_What the task asks_. Select the lines that contain "CPTR" and copy each of them.

○ ○ ○ ○ ○ ○ ○

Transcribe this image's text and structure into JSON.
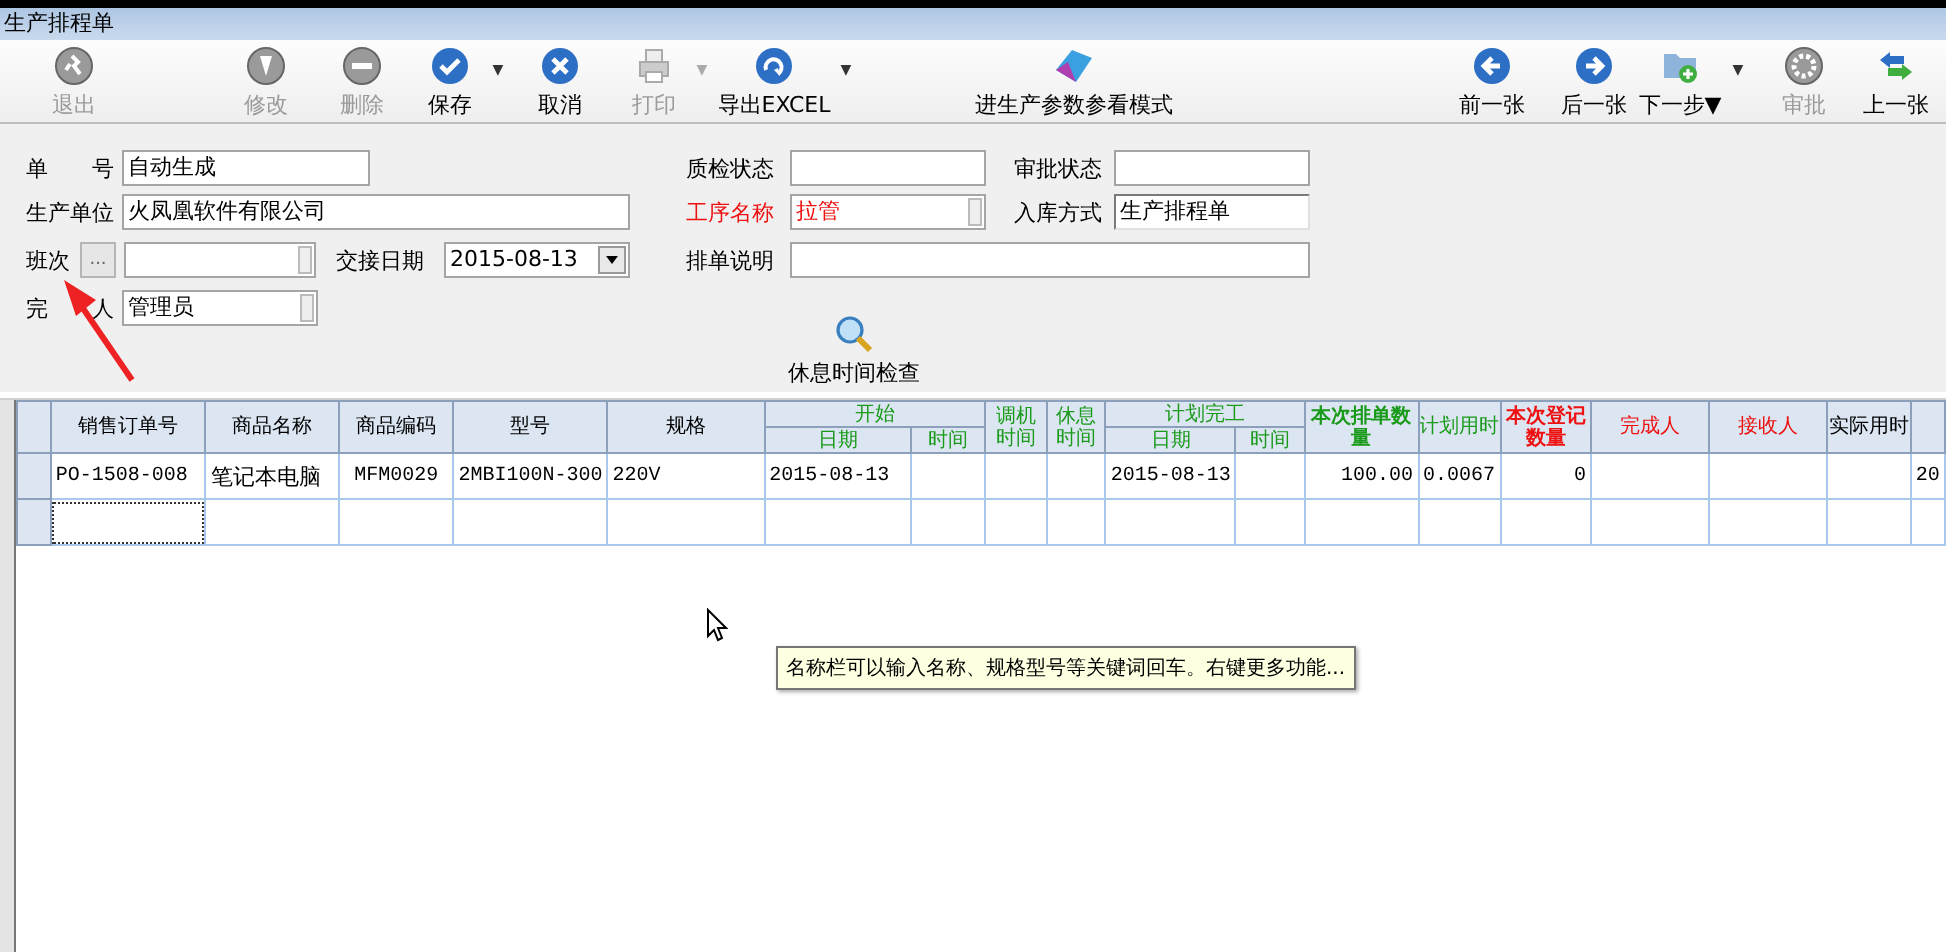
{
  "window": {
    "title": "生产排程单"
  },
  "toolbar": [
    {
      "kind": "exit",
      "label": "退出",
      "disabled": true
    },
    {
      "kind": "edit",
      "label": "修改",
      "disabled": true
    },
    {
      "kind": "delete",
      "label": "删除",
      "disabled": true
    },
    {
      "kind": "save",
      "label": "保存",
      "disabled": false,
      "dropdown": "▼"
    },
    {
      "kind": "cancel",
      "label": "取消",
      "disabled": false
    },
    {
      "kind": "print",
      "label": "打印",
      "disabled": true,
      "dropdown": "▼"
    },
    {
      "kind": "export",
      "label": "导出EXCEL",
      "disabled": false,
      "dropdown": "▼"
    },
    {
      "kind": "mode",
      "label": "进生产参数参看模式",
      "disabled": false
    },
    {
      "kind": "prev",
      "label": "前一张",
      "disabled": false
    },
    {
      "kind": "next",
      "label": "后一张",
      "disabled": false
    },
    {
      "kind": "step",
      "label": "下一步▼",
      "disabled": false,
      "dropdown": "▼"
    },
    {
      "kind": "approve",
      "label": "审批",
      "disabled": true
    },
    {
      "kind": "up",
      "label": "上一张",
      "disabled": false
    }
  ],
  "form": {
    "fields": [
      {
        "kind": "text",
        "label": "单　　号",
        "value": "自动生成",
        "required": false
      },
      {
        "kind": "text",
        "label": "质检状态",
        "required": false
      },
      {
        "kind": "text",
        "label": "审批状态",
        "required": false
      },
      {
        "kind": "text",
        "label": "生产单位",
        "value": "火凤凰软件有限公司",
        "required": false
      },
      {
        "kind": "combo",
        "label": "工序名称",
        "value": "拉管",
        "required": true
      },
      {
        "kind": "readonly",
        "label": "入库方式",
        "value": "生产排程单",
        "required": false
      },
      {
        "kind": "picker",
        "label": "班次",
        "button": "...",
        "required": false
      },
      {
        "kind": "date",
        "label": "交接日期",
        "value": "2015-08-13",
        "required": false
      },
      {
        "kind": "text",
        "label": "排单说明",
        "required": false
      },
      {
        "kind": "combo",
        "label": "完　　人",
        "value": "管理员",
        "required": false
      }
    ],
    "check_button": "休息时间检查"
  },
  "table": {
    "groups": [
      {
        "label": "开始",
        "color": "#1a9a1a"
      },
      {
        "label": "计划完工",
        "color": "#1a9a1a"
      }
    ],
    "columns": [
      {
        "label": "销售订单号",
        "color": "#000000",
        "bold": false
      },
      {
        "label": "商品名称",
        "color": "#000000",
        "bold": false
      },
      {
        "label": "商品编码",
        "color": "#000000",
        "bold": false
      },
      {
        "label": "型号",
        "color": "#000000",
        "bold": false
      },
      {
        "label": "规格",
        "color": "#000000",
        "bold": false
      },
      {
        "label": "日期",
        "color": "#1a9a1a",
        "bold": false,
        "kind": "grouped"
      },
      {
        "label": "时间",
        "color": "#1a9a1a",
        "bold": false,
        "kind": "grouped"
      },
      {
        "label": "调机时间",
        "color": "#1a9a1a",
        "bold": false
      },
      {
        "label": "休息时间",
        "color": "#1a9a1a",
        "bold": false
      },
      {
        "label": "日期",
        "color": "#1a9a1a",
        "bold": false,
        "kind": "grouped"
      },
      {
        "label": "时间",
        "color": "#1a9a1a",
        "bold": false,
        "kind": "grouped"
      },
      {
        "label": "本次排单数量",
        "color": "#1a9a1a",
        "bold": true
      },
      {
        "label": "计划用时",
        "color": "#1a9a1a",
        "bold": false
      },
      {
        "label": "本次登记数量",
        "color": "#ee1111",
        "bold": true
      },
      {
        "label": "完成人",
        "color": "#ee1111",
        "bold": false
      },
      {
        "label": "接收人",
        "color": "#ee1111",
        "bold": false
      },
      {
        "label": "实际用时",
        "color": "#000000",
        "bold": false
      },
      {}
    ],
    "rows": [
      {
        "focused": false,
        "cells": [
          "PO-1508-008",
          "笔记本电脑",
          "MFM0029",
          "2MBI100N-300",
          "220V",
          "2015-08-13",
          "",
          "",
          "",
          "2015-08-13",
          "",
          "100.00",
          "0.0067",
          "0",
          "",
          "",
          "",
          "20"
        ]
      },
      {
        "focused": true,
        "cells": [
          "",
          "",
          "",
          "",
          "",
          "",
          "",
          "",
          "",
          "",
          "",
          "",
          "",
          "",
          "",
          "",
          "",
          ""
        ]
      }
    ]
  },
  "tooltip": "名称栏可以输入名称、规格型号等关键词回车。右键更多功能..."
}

○ ○ ○ ○ ○ ○ ○

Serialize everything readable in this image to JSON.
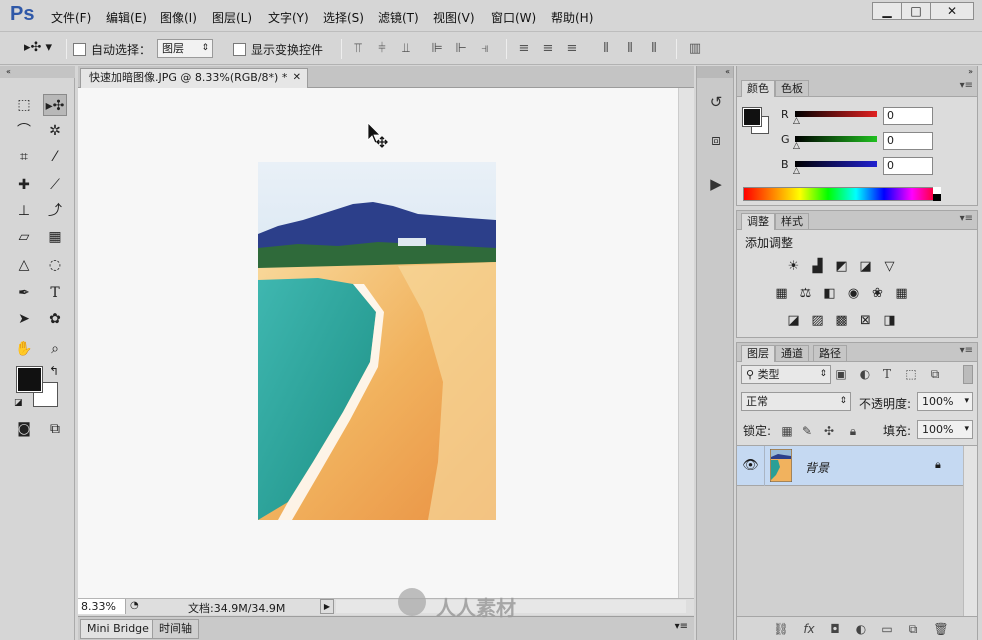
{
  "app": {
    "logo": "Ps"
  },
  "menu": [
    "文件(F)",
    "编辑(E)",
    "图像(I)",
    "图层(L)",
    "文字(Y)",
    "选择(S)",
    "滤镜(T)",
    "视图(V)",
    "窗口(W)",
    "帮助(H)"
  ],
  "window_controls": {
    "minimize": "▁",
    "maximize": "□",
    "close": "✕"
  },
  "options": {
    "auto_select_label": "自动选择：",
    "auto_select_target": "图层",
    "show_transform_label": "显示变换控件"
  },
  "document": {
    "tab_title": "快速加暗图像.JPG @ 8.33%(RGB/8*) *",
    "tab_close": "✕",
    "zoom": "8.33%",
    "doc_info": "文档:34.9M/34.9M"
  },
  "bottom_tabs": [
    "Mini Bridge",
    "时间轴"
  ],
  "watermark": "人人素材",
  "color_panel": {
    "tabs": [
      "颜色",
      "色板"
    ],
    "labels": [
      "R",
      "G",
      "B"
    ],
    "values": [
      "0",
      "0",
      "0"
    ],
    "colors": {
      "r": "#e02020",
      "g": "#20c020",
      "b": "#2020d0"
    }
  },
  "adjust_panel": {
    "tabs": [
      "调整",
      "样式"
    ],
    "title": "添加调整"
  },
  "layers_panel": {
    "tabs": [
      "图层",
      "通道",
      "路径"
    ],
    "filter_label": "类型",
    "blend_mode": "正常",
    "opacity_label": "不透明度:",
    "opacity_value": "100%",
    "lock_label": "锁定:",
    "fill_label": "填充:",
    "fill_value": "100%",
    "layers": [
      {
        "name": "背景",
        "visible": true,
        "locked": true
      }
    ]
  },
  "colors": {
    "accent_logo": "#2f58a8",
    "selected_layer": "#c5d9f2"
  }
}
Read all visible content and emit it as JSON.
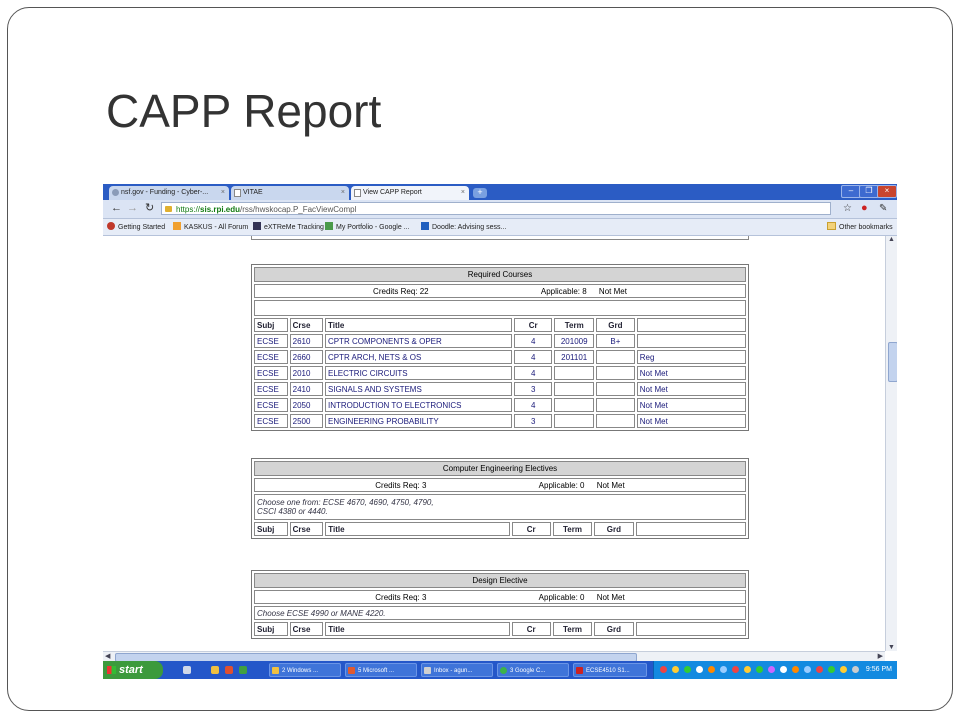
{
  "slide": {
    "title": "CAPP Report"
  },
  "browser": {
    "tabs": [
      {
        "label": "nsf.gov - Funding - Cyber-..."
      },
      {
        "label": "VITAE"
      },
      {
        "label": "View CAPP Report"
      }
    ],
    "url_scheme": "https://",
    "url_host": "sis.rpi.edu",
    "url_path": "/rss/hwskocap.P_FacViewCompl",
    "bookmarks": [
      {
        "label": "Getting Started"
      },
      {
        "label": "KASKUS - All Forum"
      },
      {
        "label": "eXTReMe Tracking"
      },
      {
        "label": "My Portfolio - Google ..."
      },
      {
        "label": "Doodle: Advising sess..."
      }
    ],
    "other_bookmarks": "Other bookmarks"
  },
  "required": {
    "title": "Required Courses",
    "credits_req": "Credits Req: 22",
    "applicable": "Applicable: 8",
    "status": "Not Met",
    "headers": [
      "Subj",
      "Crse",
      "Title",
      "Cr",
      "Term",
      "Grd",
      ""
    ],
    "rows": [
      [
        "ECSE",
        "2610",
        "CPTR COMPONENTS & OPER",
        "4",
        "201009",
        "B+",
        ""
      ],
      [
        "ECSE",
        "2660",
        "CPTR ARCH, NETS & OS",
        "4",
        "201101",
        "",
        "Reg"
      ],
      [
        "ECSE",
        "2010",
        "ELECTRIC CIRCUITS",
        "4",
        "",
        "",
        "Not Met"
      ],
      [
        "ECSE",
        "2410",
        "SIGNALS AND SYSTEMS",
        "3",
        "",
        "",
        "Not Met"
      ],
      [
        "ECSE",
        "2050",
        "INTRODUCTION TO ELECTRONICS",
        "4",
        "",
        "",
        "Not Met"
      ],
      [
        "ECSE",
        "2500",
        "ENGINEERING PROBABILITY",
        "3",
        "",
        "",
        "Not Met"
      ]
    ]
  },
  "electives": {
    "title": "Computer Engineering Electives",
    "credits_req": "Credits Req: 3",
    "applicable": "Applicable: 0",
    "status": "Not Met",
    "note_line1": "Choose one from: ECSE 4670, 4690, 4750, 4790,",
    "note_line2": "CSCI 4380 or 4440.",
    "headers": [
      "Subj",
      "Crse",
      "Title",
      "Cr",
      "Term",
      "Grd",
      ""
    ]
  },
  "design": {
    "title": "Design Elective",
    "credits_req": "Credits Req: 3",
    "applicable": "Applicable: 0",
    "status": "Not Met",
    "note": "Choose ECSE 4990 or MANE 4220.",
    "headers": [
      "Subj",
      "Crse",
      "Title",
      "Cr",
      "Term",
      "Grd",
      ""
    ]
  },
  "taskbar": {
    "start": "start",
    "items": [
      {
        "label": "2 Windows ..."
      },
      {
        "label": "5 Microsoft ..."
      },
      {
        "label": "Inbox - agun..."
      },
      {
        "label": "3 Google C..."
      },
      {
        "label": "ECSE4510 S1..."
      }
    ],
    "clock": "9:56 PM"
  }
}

○ ○ ○ ○ ○ ○ ○

_The completed task_.
        "CPTR COMPONENTS & OPER",
        "CPTR ARCH, NETS & OS",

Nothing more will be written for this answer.